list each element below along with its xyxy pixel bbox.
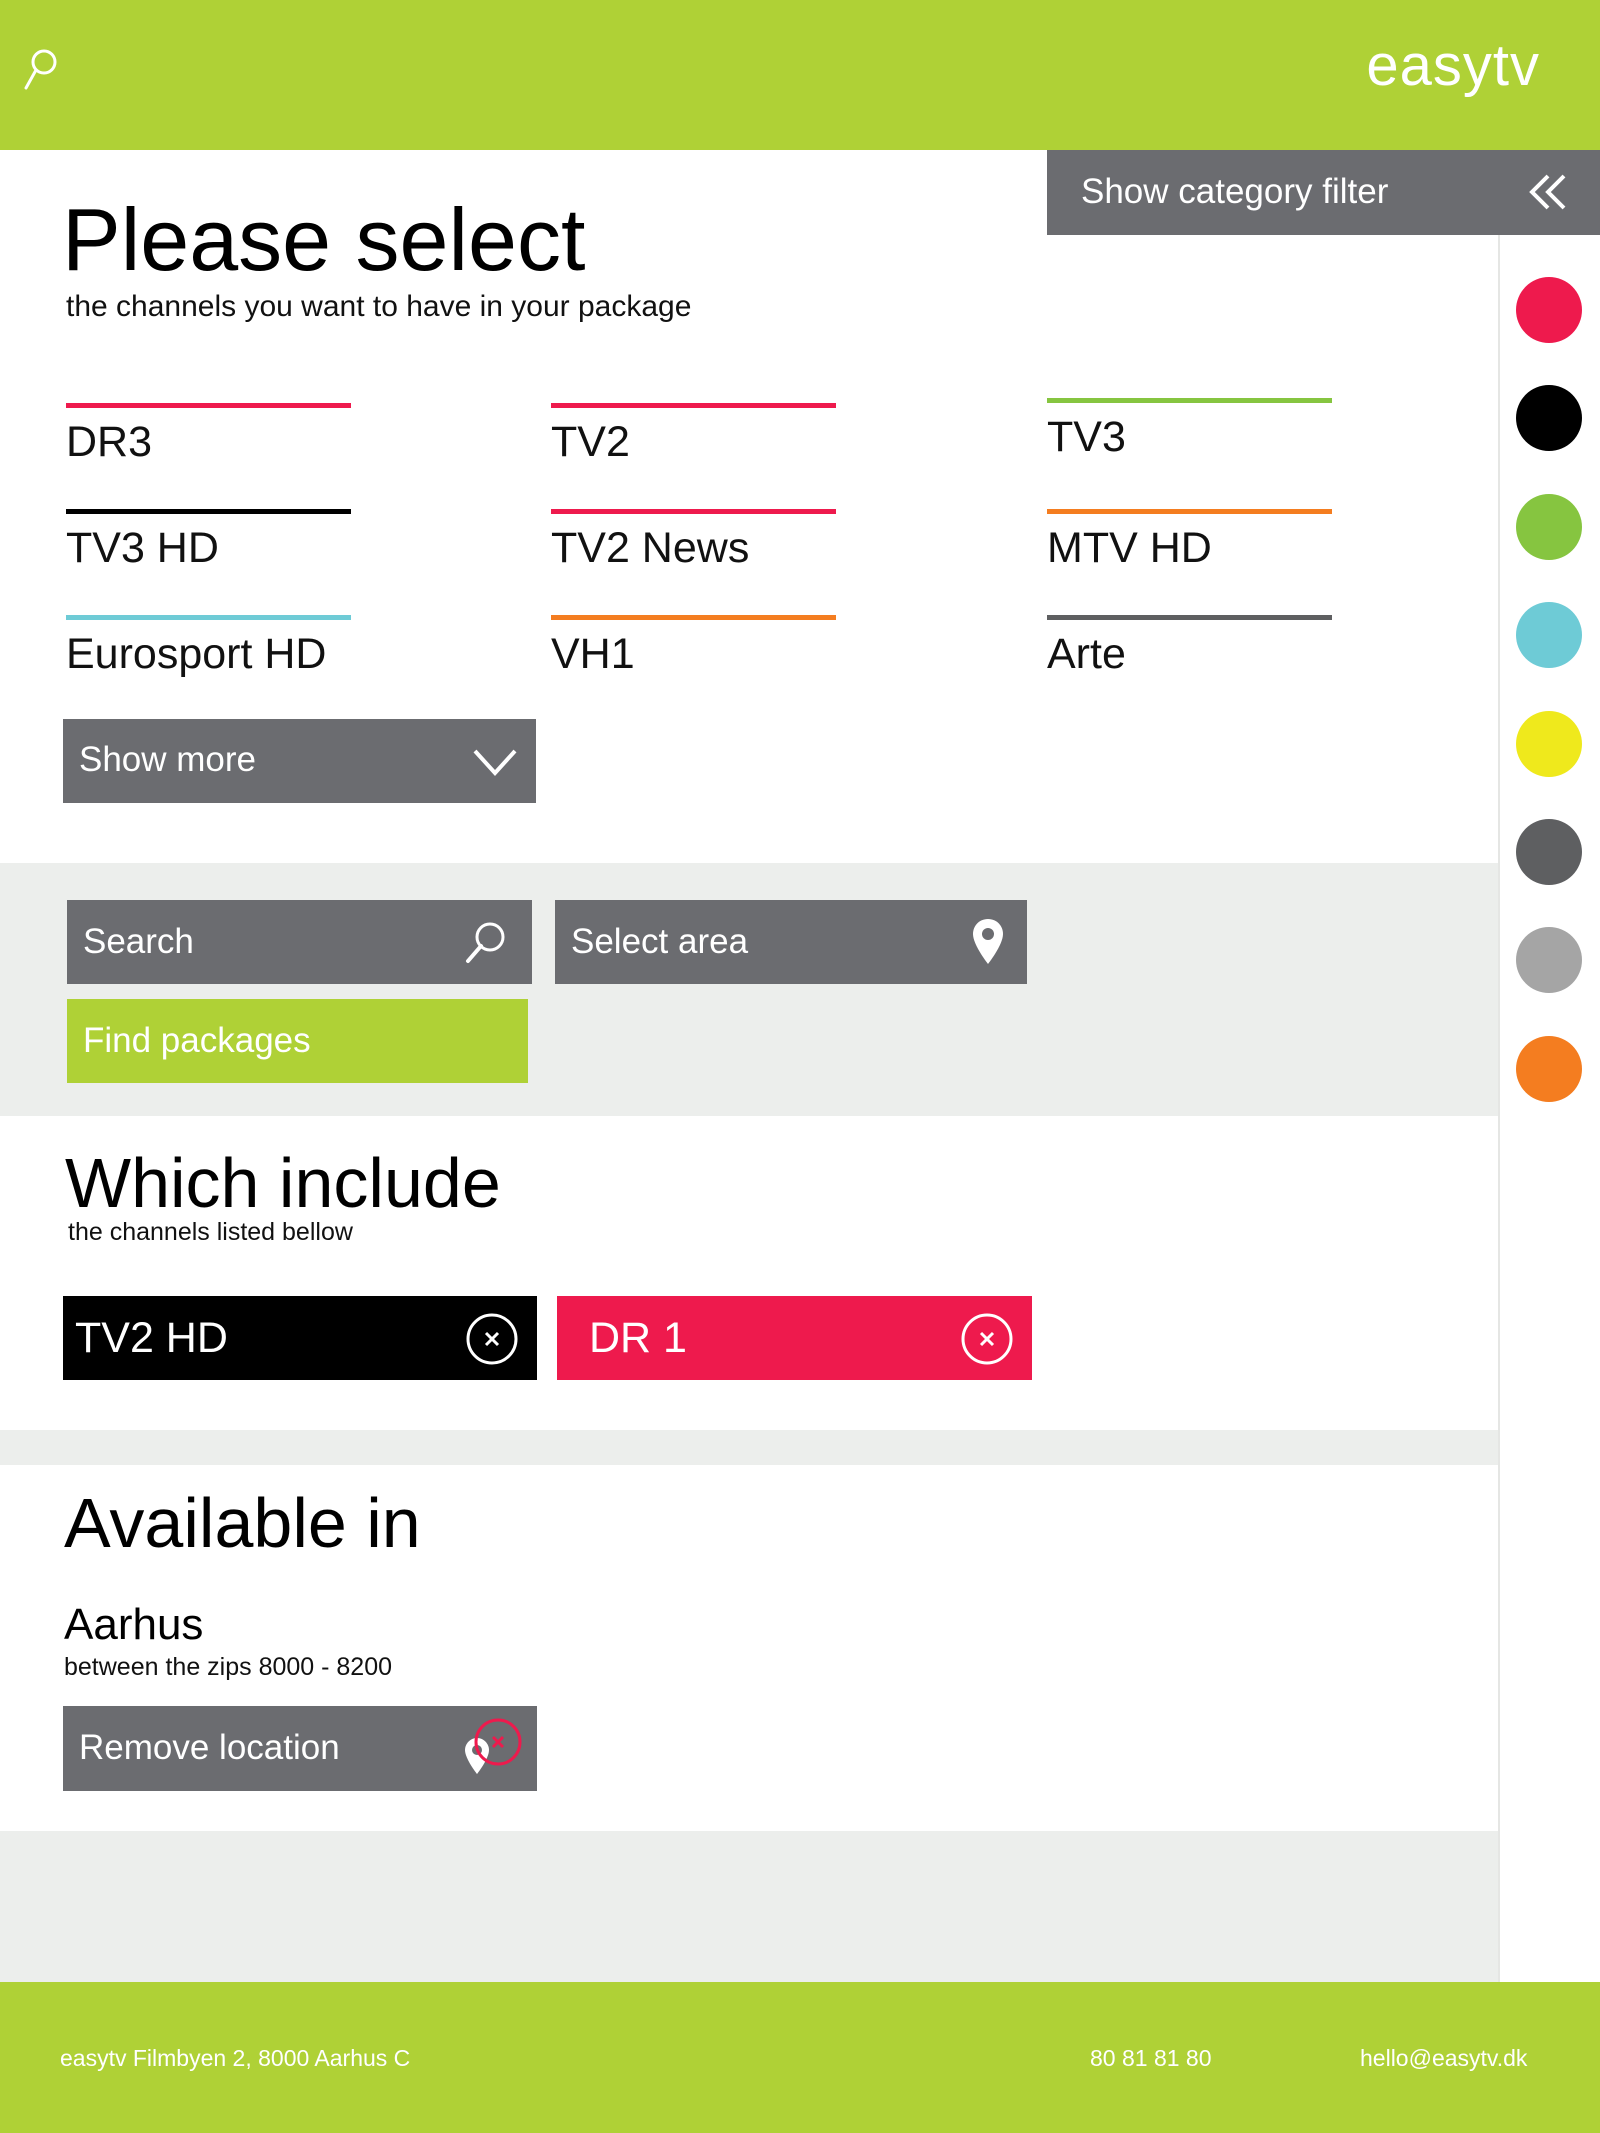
channel-name: TV3: [1047, 413, 1126, 461]
find-packages-label: Find packages: [83, 1021, 311, 1060]
select-area-dropdown[interactable]: Select area: [555, 900, 1027, 984]
channel-color-line: [551, 509, 836, 514]
category-dot-green[interactable]: [1516, 494, 1582, 560]
channel-color-line: [66, 403, 351, 408]
footer: easytv Filmbyen 2, 8000 Aarhus C 80 81 8…: [0, 1982, 1600, 2133]
footer-address: easytv Filmbyen 2, 8000 Aarhus C: [60, 2045, 411, 2071]
channel-color-line: [66, 615, 351, 620]
bottom-spacer: [0, 1831, 1498, 1982]
show-more-button[interactable]: Show more: [63, 719, 536, 803]
double-chevron-left-icon: [1528, 172, 1570, 212]
chevron-down-icon: [473, 749, 517, 776]
footer-phone[interactable]: 80 81 81 80: [1090, 2045, 1212, 2072]
channel-item[interactable]: Eurosport HD: [66, 615, 351, 679]
close-circle-icon[interactable]: [465, 1312, 519, 1366]
remove-location-label: Remove location: [79, 1728, 340, 1767]
location-city: Aarhus: [64, 1600, 204, 1649]
channel-name: Eurosport HD: [66, 630, 327, 678]
section-divider: [0, 1430, 1498, 1465]
category-dot-dark-gray[interactable]: [1516, 819, 1582, 885]
channel-color-line: [551, 615, 836, 620]
location-pin-icon: [973, 919, 1003, 964]
category-dot-orange[interactable]: [1516, 1036, 1582, 1102]
select-area-label: Select area: [571, 922, 749, 961]
channel-item[interactable]: TV3: [1047, 398, 1332, 462]
category-dot-light-gray[interactable]: [1516, 927, 1582, 993]
channel-name: MTV HD: [1047, 524, 1212, 572]
channel-name: TV2 News: [551, 524, 750, 572]
channel-color-line: [1047, 398, 1332, 403]
channel-color-line: [1047, 509, 1332, 514]
top-bar: easytv: [0, 0, 1600, 150]
channel-color-line: [66, 509, 351, 514]
category-dot-cyan[interactable]: [1516, 602, 1582, 668]
channel-name: DR3: [66, 418, 153, 466]
selected-channel-tag: TV2 HD: [63, 1296, 537, 1380]
channel-color-line: [1047, 615, 1332, 620]
include-heading: Which include: [65, 1144, 501, 1222]
remove-location-icon: [465, 1718, 522, 1774]
channel-color-line: [551, 403, 836, 408]
search-placeholder: Search: [83, 922, 194, 961]
category-color-rail: [1498, 235, 1600, 1982]
tag-label: TV2 HD: [75, 1314, 228, 1362]
show-category-filter-button[interactable]: Show category filter: [1047, 150, 1600, 235]
channel-name: VH1: [551, 630, 635, 678]
search-icon[interactable]: [22, 44, 62, 94]
close-circle-icon[interactable]: [960, 1312, 1014, 1366]
remove-location-button[interactable]: Remove location: [63, 1706, 537, 1791]
channel-item[interactable]: VH1: [551, 615, 836, 679]
include-subtitle: the channels listed bellow: [68, 1218, 353, 1246]
find-packages-button[interactable]: Find packages: [67, 999, 528, 1083]
search-icon[interactable]: [462, 918, 510, 966]
channel-name: Arte: [1047, 630, 1126, 678]
channel-item[interactable]: TV3 HD: [66, 509, 351, 573]
channel-item[interactable]: DR3: [66, 403, 351, 467]
location-zips: between the zips 8000 - 8200: [64, 1653, 393, 1681]
channel-item[interactable]: Arte: [1047, 615, 1332, 679]
page-title: Please select: [62, 190, 586, 289]
show-more-label: Show more: [79, 740, 257, 779]
category-dot-black[interactable]: [1516, 385, 1582, 451]
channel-item[interactable]: MTV HD: [1047, 509, 1332, 573]
channel-item[interactable]: TV2 News: [551, 509, 836, 573]
category-filter-label: Show category filter: [1081, 172, 1389, 211]
category-dot-red[interactable]: [1516, 277, 1582, 343]
category-dot-yellow[interactable]: [1516, 711, 1582, 777]
channel-name: TV3 HD: [66, 524, 219, 572]
search-input[interactable]: Search: [67, 900, 532, 984]
selected-channel-tag: DR 1: [557, 1296, 1032, 1380]
channel-name: TV2: [551, 418, 630, 466]
tag-label: DR 1: [589, 1314, 687, 1362]
channel-item[interactable]: TV2: [551, 403, 836, 467]
brand-logo[interactable]: easytv: [1366, 32, 1540, 99]
available-heading: Available in: [64, 1484, 421, 1562]
footer-email[interactable]: hello@easytv.dk: [1360, 2045, 1527, 2072]
page-subtitle: the channels you want to have in your pa…: [66, 290, 692, 323]
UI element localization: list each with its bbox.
= = = = =
▶ Problem details
Copy out the items, starting at the line containing "channel-name: TV3: [1047, 413, 1126, 461]" and stopping after the line containing "footer: easytv Filmbyen".

▶ The response
channel-name: TV3: [1047, 413, 1126, 461]
find-packages-label: Find packages: [83, 1021, 311, 1060]
select-area-dropdown[interactable]: Select area: [555, 900, 1027, 984]
channel-color-line: [551, 509, 836, 514]
category-dot-green[interactable]: [1516, 494, 1582, 560]
channel-color-line: [66, 403, 351, 408]
footer: easytv Filmbyen 2, 8000 Aarhus C 80 81 8…: [0, 1982, 1600, 2133]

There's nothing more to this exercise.